The records below must be written out exactly, with every picture left behind.

Entries from a visual dataset
• • • • • • •
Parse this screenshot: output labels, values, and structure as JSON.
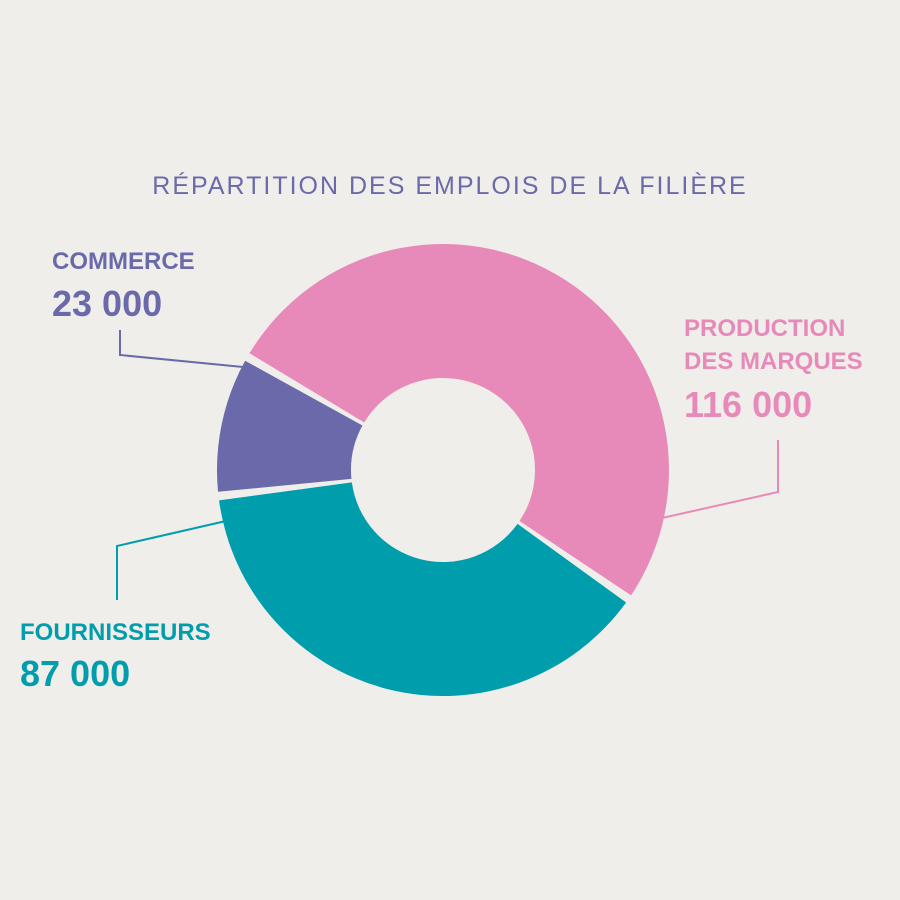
{
  "chart_data": {
    "type": "pie",
    "title": "RÉPARTITION DES EMPLOIS DE LA FILIÈRE",
    "slices": [
      {
        "label": "PRODUCTION\nDES MARQUES",
        "label_lines": [
          "PRODUCTION",
          "DES MARQUES"
        ],
        "value_text": "116 000",
        "value": 116000,
        "color": "#e88ab9"
      },
      {
        "label": "FOURNISSEURS",
        "label_lines": [
          "FOURNISSEURS"
        ],
        "value_text": "87 000",
        "value": 87000,
        "color": "#009dad"
      },
      {
        "label": "COMMERCE",
        "label_lines": [
          "COMMERCE"
        ],
        "value_text": "23 000",
        "value": 23000,
        "color": "#6a6aaa"
      }
    ],
    "legend": "none",
    "donut": true
  },
  "colors": {
    "background": "#f0eeea",
    "title": "#6a6aaa"
  }
}
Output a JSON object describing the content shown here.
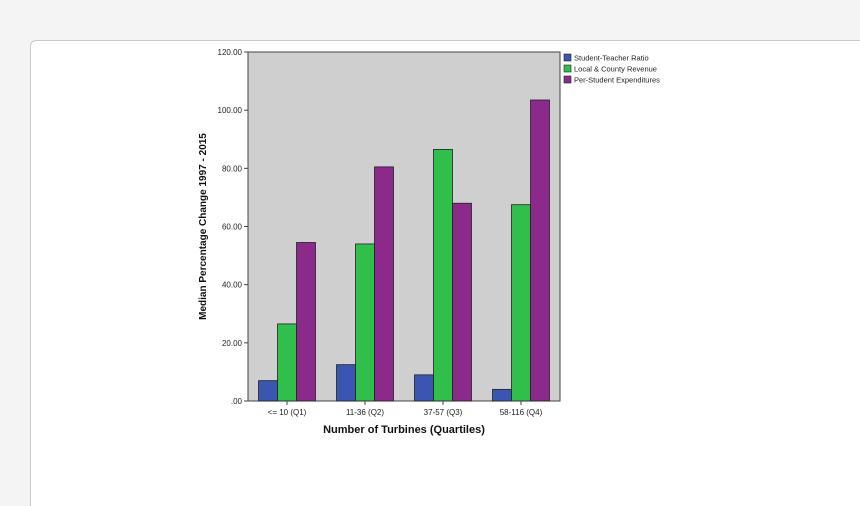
{
  "chart_data": {
    "type": "bar",
    "title": "",
    "xlabel": "Number of Turbines (Quartiles)",
    "ylabel": "Median Percentage Change 1997 - 2015",
    "categories": [
      "<= 10 (Q1)",
      "11-36 (Q2)",
      "37-57 (Q3)",
      "58-116 (Q4)"
    ],
    "series": [
      {
        "name": "Student-Teacher Ratio",
        "color": "#3a56b0",
        "values": [
          7.0,
          12.5,
          9.0,
          4.0
        ]
      },
      {
        "name": "Local & County Revenue",
        "color": "#2fbf4a",
        "values": [
          26.5,
          54.0,
          86.5,
          67.5
        ]
      },
      {
        "name": "Per-Student Expenditures",
        "color": "#8b2a8a",
        "values": [
          54.5,
          80.5,
          68.0,
          103.5
        ]
      }
    ],
    "ylim": [
      0,
      120
    ],
    "yticks": [
      ".00",
      "20.00",
      "40.00",
      "60.00",
      "80.00",
      "100.00",
      "120.00"
    ],
    "ytick_values": [
      0,
      20,
      40,
      60,
      80,
      100,
      120
    ],
    "legend_position": "top-right",
    "plot_background": "#cfcfcf",
    "grid": false
  }
}
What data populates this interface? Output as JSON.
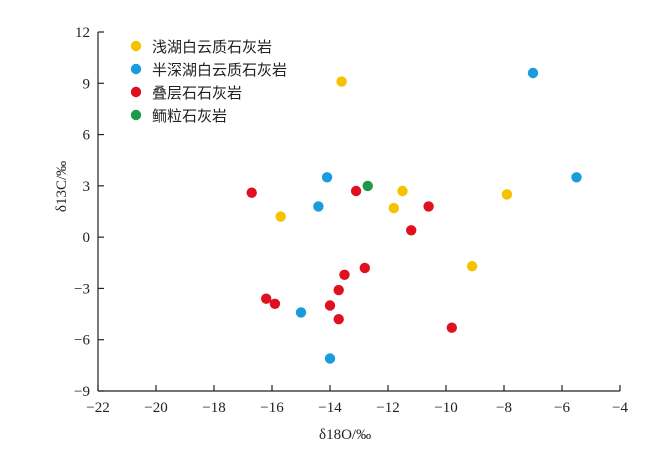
{
  "chart_data": {
    "type": "scatter",
    "xlabel": "δ18O/‰",
    "ylabel": "δ13C/‰",
    "xlim": [
      -22,
      -4
    ],
    "ylim": [
      -9,
      12
    ],
    "xticks": [
      -22,
      -20,
      -18,
      -16,
      -14,
      -12,
      -10,
      -8,
      -6,
      -4
    ],
    "yticks": [
      -9,
      -6,
      -3,
      0,
      3,
      6,
      9,
      12
    ],
    "xtick_labels": [
      "−22",
      "−20",
      "−18",
      "−16",
      "−14",
      "−12",
      "−10",
      "−8",
      "−6",
      "−4"
    ],
    "ytick_labels": [
      "−9",
      "−6",
      "−3",
      "0",
      "3",
      "6",
      "9",
      "12"
    ],
    "legend_position": "top-left",
    "grid": false,
    "series": [
      {
        "name": "浅湖白云质石灰岩",
        "color": "#f5c200",
        "points": [
          {
            "x": -13.6,
            "y": 9.1
          },
          {
            "x": -15.7,
            "y": 1.2
          },
          {
            "x": -11.5,
            "y": 2.7
          },
          {
            "x": -11.8,
            "y": 1.7
          },
          {
            "x": -7.9,
            "y": 2.5
          },
          {
            "x": -9.1,
            "y": -1.7
          }
        ]
      },
      {
        "name": "半深湖白云质石灰岩",
        "color": "#1a9bdc",
        "points": [
          {
            "x": -7.0,
            "y": 9.6
          },
          {
            "x": -5.5,
            "y": 3.5
          },
          {
            "x": -14.1,
            "y": 3.5
          },
          {
            "x": -14.4,
            "y": 1.8
          },
          {
            "x": -15.0,
            "y": -4.4
          },
          {
            "x": -14.0,
            "y": -7.1
          }
        ]
      },
      {
        "name": "叠层石石灰岩",
        "color": "#e0101e",
        "points": [
          {
            "x": -16.7,
            "y": 2.6
          },
          {
            "x": -13.1,
            "y": 2.7
          },
          {
            "x": -10.6,
            "y": 1.8
          },
          {
            "x": -11.2,
            "y": 0.4
          },
          {
            "x": -12.8,
            "y": -1.8
          },
          {
            "x": -13.5,
            "y": -2.2
          },
          {
            "x": -13.7,
            "y": -3.1
          },
          {
            "x": -16.2,
            "y": -3.6
          },
          {
            "x": -15.9,
            "y": -3.9
          },
          {
            "x": -14.0,
            "y": -4.0
          },
          {
            "x": -13.7,
            "y": -4.8
          },
          {
            "x": -9.8,
            "y": -5.3
          }
        ]
      },
      {
        "name": "鲕粒石灰岩",
        "color": "#1a9a4a",
        "points": [
          {
            "x": -12.7,
            "y": 3.0
          }
        ]
      }
    ]
  }
}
• • • • • • •
# [TASK SOLUTION]
Parse this screenshot: output labels, values, and structure as JSON.
{
  "chart_data": {
    "type": "pie",
    "title": "RÉPARTITION DES EMPLOIS DE LA FILIÈRE",
    "slices": [
      {
        "label": "PRODUCTION\nDES MARQUES",
        "label_lines": [
          "PRODUCTION",
          "DES MARQUES"
        ],
        "value_text": "116 000",
        "value": 116000,
        "color": "#e88ab9"
      },
      {
        "label": "FOURNISSEURS",
        "label_lines": [
          "FOURNISSEURS"
        ],
        "value_text": "87 000",
        "value": 87000,
        "color": "#009dad"
      },
      {
        "label": "COMMERCE",
        "label_lines": [
          "COMMERCE"
        ],
        "value_text": "23 000",
        "value": 23000,
        "color": "#6a6aaa"
      }
    ],
    "legend": "none",
    "donut": true
  },
  "colors": {
    "background": "#f0eeea",
    "title": "#6a6aaa"
  }
}
Output a JSON object describing the content shown here.
{
  "chart_data": {
    "type": "bar",
    "title": "",
    "xlabel": "Number of Turbines (Quartiles)",
    "ylabel": "Median Percentage Change 1997 - 2015",
    "categories": [
      "<= 10 (Q1)",
      "11-36 (Q2)",
      "37-57 (Q3)",
      "58-116 (Q4)"
    ],
    "series": [
      {
        "name": "Student-Teacher Ratio",
        "color": "#3a56b0",
        "values": [
          7.0,
          12.5,
          9.0,
          4.0
        ]
      },
      {
        "name": "Local & County Revenue",
        "color": "#2fbf4a",
        "values": [
          26.5,
          54.0,
          86.5,
          67.5
        ]
      },
      {
        "name": "Per-Student Expenditures",
        "color": "#8b2a8a",
        "values": [
          54.5,
          80.5,
          68.0,
          103.5
        ]
      }
    ],
    "ylim": [
      0,
      120
    ],
    "yticks": [
      ".00",
      "20.00",
      "40.00",
      "60.00",
      "80.00",
      "100.00",
      "120.00"
    ],
    "ytick_values": [
      0,
      20,
      40,
      60,
      80,
      100,
      120
    ],
    "legend_position": "top-right",
    "plot_background": "#cfcfcf",
    "grid": false
  }
}
What data populates this interface? Output as JSON.
{
  "chart_data": {
    "type": "scatter",
    "xlabel": "δ18O/‰",
    "ylabel": "δ13C/‰",
    "xlim": [
      -22,
      -4
    ],
    "ylim": [
      -9,
      12
    ],
    "xticks": [
      -22,
      -20,
      -18,
      -16,
      -14,
      -12,
      -10,
      -8,
      -6,
      -4
    ],
    "yticks": [
      -9,
      -6,
      -3,
      0,
      3,
      6,
      9,
      12
    ],
    "xtick_labels": [
      "−22",
      "−20",
      "−18",
      "−16",
      "−14",
      "−12",
      "−10",
      "−8",
      "−6",
      "−4"
    ],
    "ytick_labels": [
      "−9",
      "−6",
      "−3",
      "0",
      "3",
      "6",
      "9",
      "12"
    ],
    "legend_position": "top-left",
    "grid": false,
    "series": [
      {
        "name": "浅湖白云质石灰岩",
        "color": "#f5c200",
        "points": [
          {
            "x": -13.6,
            "y": 9.1
          },
          {
            "x": -15.7,
            "y": 1.2
          },
          {
            "x": -11.5,
            "y": 2.7
          },
          {
            "x": -11.8,
            "y": 1.7
          },
          {
            "x": -7.9,
            "y": 2.5
          },
          {
            "x": -9.1,
            "y": -1.7
          }
        ]
      },
      {
        "name": "半深湖白云质石灰岩",
        "color": "#1a9bdc",
        "points": [
          {
            "x": -7.0,
            "y": 9.6
          },
          {
            "x": -5.5,
            "y": 3.5
          },
          {
            "x": -14.1,
            "y": 3.5
          },
          {
            "x": -14.4,
            "y": 1.8
          },
          {
            "x": -15.0,
            "y": -4.4
          },
          {
            "x": -14.0,
            "y": -7.1
          }
        ]
      },
      {
        "name": "叠层石石灰岩",
        "color": "#e0101e",
        "points": [
          {
            "x": -16.7,
            "y": 2.6
          },
          {
            "x": -13.1,
            "y": 2.7
          },
          {
            "x": -10.6,
            "y": 1.8
          },
          {
            "x": -11.2,
            "y": 0.4
          },
          {
            "x": -12.8,
            "y": -1.8
          },
          {
            "x": -13.5,
            "y": -2.2
          },
          {
            "x": -13.7,
            "y": -3.1
          },
          {
            "x": -16.2,
            "y": -3.6
          },
          {
            "x": -15.9,
            "y": -3.9
          },
          {
            "x": -14.0,
            "y": -4.0
          },
          {
            "x": -13.7,
            "y": -4.8
          },
          {
            "x": -9.8,
            "y": -5.3
          }
        ]
      },
      {
        "name": "鲕粒石灰岩",
        "color": "#1a9a4a",
        "points": [
          {
            "x": -12.7,
            "y": 3.0
          }
        ]
      }
    ]
  }
}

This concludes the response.